* [Provided records]
***
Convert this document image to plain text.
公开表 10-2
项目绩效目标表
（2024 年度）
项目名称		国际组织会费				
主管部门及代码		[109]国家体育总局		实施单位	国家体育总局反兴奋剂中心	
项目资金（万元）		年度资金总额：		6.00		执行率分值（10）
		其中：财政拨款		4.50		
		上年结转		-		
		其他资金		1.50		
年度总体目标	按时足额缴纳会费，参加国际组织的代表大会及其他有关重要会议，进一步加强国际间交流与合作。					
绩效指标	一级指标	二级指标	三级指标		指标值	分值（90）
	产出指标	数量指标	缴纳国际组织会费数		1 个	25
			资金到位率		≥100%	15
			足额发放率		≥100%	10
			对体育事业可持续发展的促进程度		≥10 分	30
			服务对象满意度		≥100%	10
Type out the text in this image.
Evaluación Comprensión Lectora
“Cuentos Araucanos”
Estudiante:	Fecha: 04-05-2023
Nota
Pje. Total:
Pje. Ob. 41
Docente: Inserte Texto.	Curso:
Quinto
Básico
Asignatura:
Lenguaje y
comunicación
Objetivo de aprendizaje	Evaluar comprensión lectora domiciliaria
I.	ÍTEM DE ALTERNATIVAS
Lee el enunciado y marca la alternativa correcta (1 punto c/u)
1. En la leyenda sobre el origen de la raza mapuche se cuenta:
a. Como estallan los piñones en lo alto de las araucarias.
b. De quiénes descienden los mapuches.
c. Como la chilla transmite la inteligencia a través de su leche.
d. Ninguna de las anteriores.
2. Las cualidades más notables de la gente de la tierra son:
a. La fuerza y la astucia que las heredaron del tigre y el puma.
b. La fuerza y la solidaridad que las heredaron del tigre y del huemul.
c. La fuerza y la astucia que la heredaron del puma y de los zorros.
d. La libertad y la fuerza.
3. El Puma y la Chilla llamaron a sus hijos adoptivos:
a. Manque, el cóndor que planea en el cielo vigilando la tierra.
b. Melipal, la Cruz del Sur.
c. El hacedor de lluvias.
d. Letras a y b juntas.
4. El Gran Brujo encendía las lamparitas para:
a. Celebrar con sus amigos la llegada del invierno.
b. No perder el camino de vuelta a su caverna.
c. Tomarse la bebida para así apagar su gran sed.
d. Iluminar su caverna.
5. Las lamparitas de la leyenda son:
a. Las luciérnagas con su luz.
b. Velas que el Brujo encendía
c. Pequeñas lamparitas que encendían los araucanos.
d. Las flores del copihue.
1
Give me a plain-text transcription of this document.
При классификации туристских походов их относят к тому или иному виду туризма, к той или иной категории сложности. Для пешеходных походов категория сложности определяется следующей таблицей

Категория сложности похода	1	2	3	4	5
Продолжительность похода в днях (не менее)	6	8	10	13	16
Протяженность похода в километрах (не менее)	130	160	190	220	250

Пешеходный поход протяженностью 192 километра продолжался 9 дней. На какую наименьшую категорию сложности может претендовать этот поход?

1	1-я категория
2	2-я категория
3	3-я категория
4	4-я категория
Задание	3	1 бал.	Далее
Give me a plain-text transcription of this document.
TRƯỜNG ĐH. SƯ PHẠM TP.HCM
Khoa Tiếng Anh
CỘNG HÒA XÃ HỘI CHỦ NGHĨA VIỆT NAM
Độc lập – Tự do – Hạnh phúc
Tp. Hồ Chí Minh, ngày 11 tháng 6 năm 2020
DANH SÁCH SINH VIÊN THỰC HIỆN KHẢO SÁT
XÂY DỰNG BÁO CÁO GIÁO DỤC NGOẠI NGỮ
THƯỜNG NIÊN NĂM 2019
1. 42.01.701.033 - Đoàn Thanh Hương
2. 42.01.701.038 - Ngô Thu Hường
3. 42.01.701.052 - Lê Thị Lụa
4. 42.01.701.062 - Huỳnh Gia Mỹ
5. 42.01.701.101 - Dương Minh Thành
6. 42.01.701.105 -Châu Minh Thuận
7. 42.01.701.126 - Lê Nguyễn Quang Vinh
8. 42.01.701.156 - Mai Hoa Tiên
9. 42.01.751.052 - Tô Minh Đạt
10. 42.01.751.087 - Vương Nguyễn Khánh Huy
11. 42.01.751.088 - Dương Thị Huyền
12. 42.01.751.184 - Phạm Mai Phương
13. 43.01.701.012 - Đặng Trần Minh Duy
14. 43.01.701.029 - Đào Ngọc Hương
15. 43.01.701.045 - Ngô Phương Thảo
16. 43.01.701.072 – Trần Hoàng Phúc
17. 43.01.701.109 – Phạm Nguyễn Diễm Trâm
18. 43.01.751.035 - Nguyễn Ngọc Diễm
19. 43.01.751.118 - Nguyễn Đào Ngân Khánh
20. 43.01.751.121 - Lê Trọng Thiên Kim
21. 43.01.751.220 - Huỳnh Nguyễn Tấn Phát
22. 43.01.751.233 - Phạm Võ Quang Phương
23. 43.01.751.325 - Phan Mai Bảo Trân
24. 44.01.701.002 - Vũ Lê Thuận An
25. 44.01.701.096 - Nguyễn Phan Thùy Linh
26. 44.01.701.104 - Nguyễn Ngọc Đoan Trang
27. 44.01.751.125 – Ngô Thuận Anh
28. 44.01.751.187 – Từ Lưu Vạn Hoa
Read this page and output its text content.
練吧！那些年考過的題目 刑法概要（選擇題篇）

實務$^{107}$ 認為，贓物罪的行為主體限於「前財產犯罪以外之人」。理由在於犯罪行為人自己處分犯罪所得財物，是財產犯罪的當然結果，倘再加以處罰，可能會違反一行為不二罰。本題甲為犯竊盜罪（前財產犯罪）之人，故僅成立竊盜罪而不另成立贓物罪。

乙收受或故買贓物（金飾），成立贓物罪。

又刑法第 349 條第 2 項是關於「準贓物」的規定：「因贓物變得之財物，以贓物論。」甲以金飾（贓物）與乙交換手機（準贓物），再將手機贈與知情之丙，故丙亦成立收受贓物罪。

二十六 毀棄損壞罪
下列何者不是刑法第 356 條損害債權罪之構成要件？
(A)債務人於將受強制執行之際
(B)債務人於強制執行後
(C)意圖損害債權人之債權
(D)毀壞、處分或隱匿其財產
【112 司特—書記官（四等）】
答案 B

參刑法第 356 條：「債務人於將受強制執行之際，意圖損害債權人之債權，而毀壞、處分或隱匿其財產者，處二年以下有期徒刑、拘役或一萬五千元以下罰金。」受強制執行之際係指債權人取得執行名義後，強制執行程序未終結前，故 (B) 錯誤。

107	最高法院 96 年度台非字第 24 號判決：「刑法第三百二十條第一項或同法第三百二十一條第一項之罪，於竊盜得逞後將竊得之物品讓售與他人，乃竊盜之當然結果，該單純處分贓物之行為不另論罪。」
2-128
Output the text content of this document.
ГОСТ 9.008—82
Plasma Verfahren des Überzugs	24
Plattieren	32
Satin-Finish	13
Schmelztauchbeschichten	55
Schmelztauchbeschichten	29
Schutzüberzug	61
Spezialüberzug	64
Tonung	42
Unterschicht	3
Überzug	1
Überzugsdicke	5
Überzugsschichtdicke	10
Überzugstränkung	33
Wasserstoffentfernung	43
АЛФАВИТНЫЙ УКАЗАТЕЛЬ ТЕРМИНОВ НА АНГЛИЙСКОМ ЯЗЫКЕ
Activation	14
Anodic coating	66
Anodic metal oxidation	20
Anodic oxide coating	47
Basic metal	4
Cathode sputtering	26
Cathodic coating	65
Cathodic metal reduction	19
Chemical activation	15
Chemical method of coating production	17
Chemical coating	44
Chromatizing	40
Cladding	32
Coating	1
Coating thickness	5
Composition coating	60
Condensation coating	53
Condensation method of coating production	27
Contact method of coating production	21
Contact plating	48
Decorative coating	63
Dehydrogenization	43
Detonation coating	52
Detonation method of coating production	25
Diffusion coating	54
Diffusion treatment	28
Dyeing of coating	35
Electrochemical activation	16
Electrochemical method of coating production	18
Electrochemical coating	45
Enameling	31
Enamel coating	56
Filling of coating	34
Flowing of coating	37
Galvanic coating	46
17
***
Look through the data and gather every line with the string "Huỳnh" in it.

4. 42.01.701.062 - Huỳnh Gia Mỹ
21. 43.01.751.220 - Huỳnh Nguyễn Tấn Phát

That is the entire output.